- _Aim_
All lines below must be repeated exactly, with the pictures omitted.
━━━ Material provided
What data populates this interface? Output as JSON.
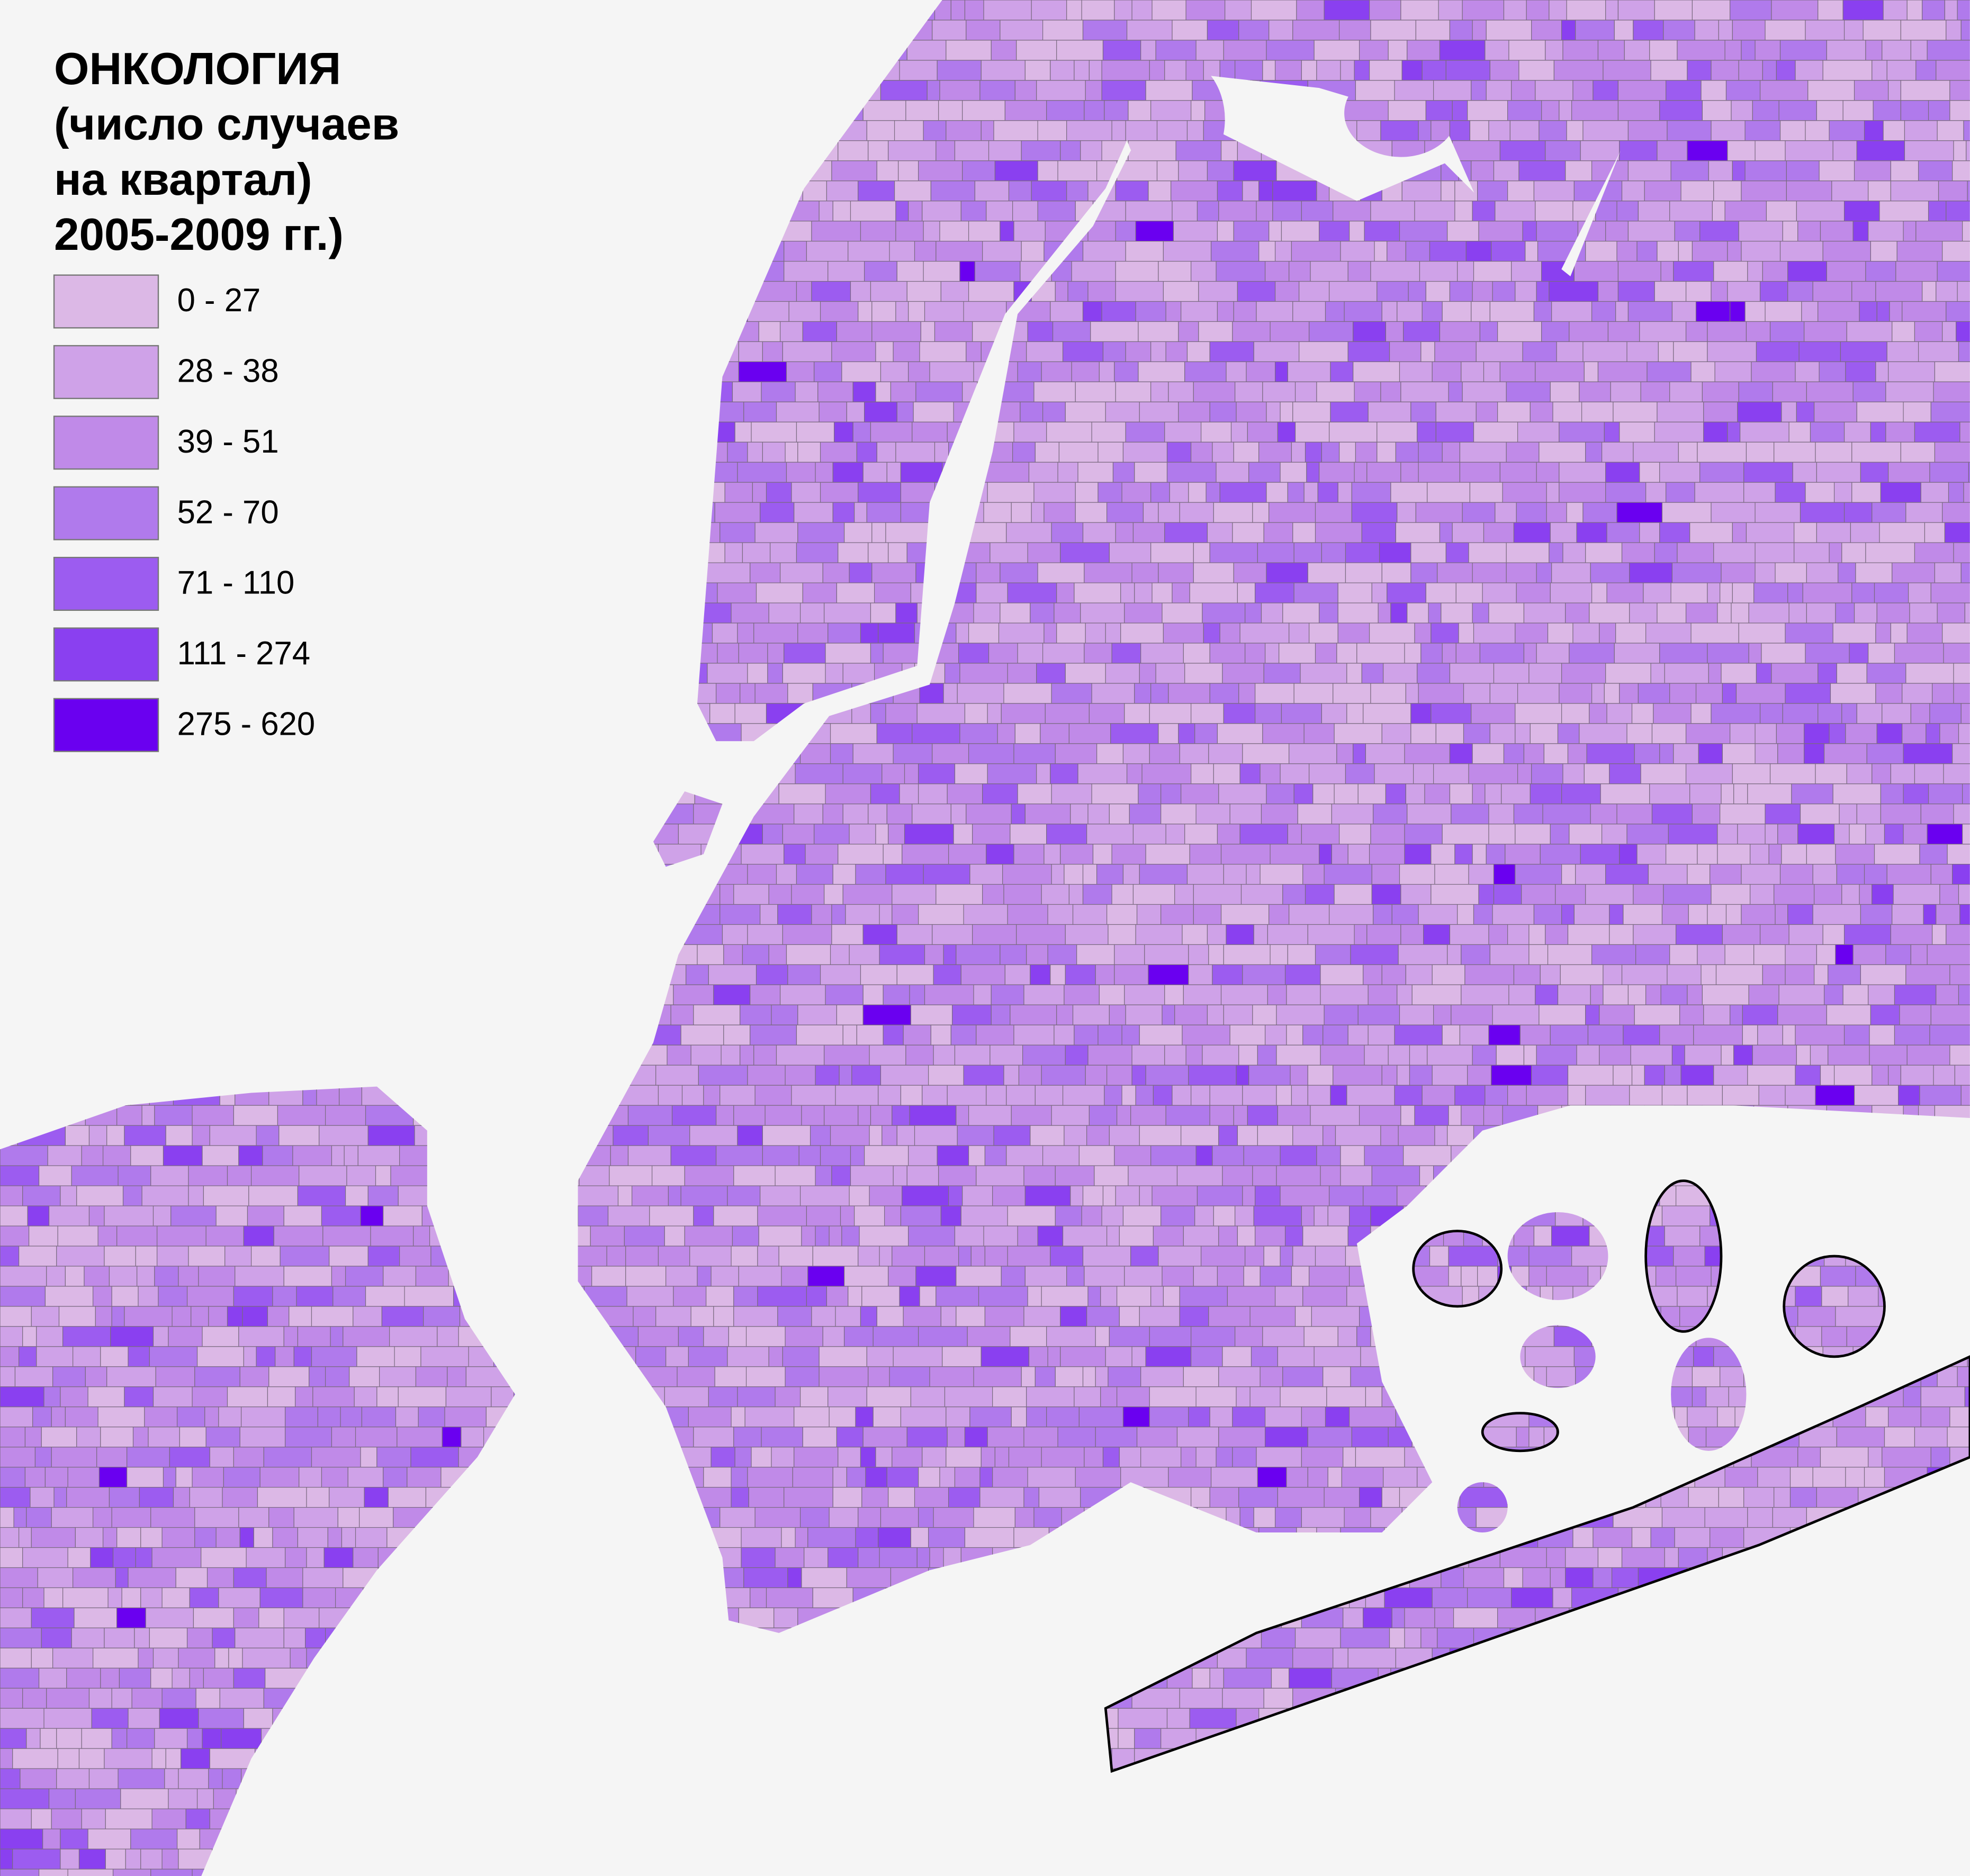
{
  "title_lines": [
    "ОНКОЛОГИЯ",
    "(число случаев",
    "на квартал)",
    "2005-2009 гг.)"
  ],
  "legend": {
    "items": [
      {
        "label": "0 - 27",
        "color": "#dcb8e6"
      },
      {
        "label": "28 - 38",
        "color": "#cfa2e8"
      },
      {
        "label": "39 - 51",
        "color": "#c08ae8"
      },
      {
        "label": "52 - 70",
        "color": "#b07aec"
      },
      {
        "label": "71 - 110",
        "color": "#9c5cf0"
      },
      {
        "label": "111 - 274",
        "color": "#8a40f0"
      },
      {
        "label": "275 - 620",
        "color": "#6a00f0"
      }
    ]
  }
}
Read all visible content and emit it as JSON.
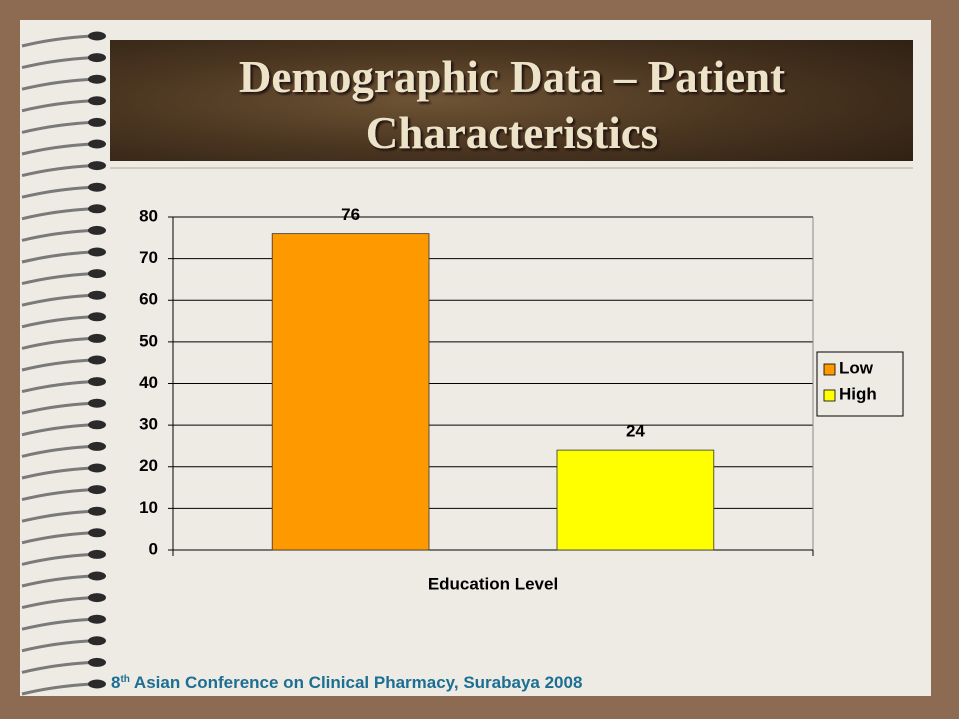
{
  "slide": {
    "title_lines": [
      "Demographic Data – Patient",
      "Characteristics"
    ],
    "footer": {
      "ordinal": "8",
      "ordinal_suffix": "th",
      "text": "Asian Conference on Clinical Pharmacy, Surabaya 2008"
    }
  },
  "chart_data": {
    "type": "bar",
    "categories": [
      "Education Level"
    ],
    "series": [
      {
        "name": "Low",
        "color": "#ff9900",
        "values": [
          76
        ]
      },
      {
        "name": "High",
        "color": "#ffff00",
        "values": [
          24
        ]
      }
    ],
    "ylim": [
      0,
      80
    ],
    "yticks": [
      0,
      10,
      20,
      30,
      40,
      50,
      60,
      70,
      80
    ],
    "grid": true,
    "legend": "right"
  }
}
━━━━━━
- _The response_
What data populates this interface? Output as JSON.
{
  "title_lines": [
    "ОНКОЛОГИЯ",
    "(число случаев",
    "на квартал)",
    "2005-2009 гг.)"
  ],
  "legend": {
    "items": [
      {
        "label": "0 - 27",
        "color": "#dcb8e6"
      },
      {
        "label": "28 - 38",
        "color": "#cfa2e8"
      },
      {
        "label": "39 - 51",
        "color": "#c08ae8"
      },
      {
        "label": "52 - 70",
        "color": "#b07aec"
      },
      {
        "label": "71 - 110",
        "color": "#9c5cf0"
      },
      {
        "label": "111 - 274",
        "color": "#8a40f0"
      },
      {
        "label": "275 - 620",
        "color": "#6a00f0"
      }
    ]
  }
}
Read all visible content and emit it as JSON.
{
  "slide": {
    "title_lines": [
      "Demographic Data – Patient",
      "Characteristics"
    ],
    "footer": {
      "ordinal": "8",
      "ordinal_suffix": "th",
      "text": "Asian Conference on Clinical Pharmacy, Surabaya 2008"
    }
  },
  "chart_data": {
    "type": "bar",
    "categories": [
      "Education Level"
    ],
    "series": [
      {
        "name": "Low",
        "color": "#ff9900",
        "values": [
          76
        ]
      },
      {
        "name": "High",
        "color": "#ffff00",
        "values": [
          24
        ]
      }
    ],
    "ylim": [
      0,
      80
    ],
    "yticks": [
      0,
      10,
      20,
      30,
      40,
      50,
      60,
      70,
      80
    ],
    "grid": true,
    "legend": "right"
  }
}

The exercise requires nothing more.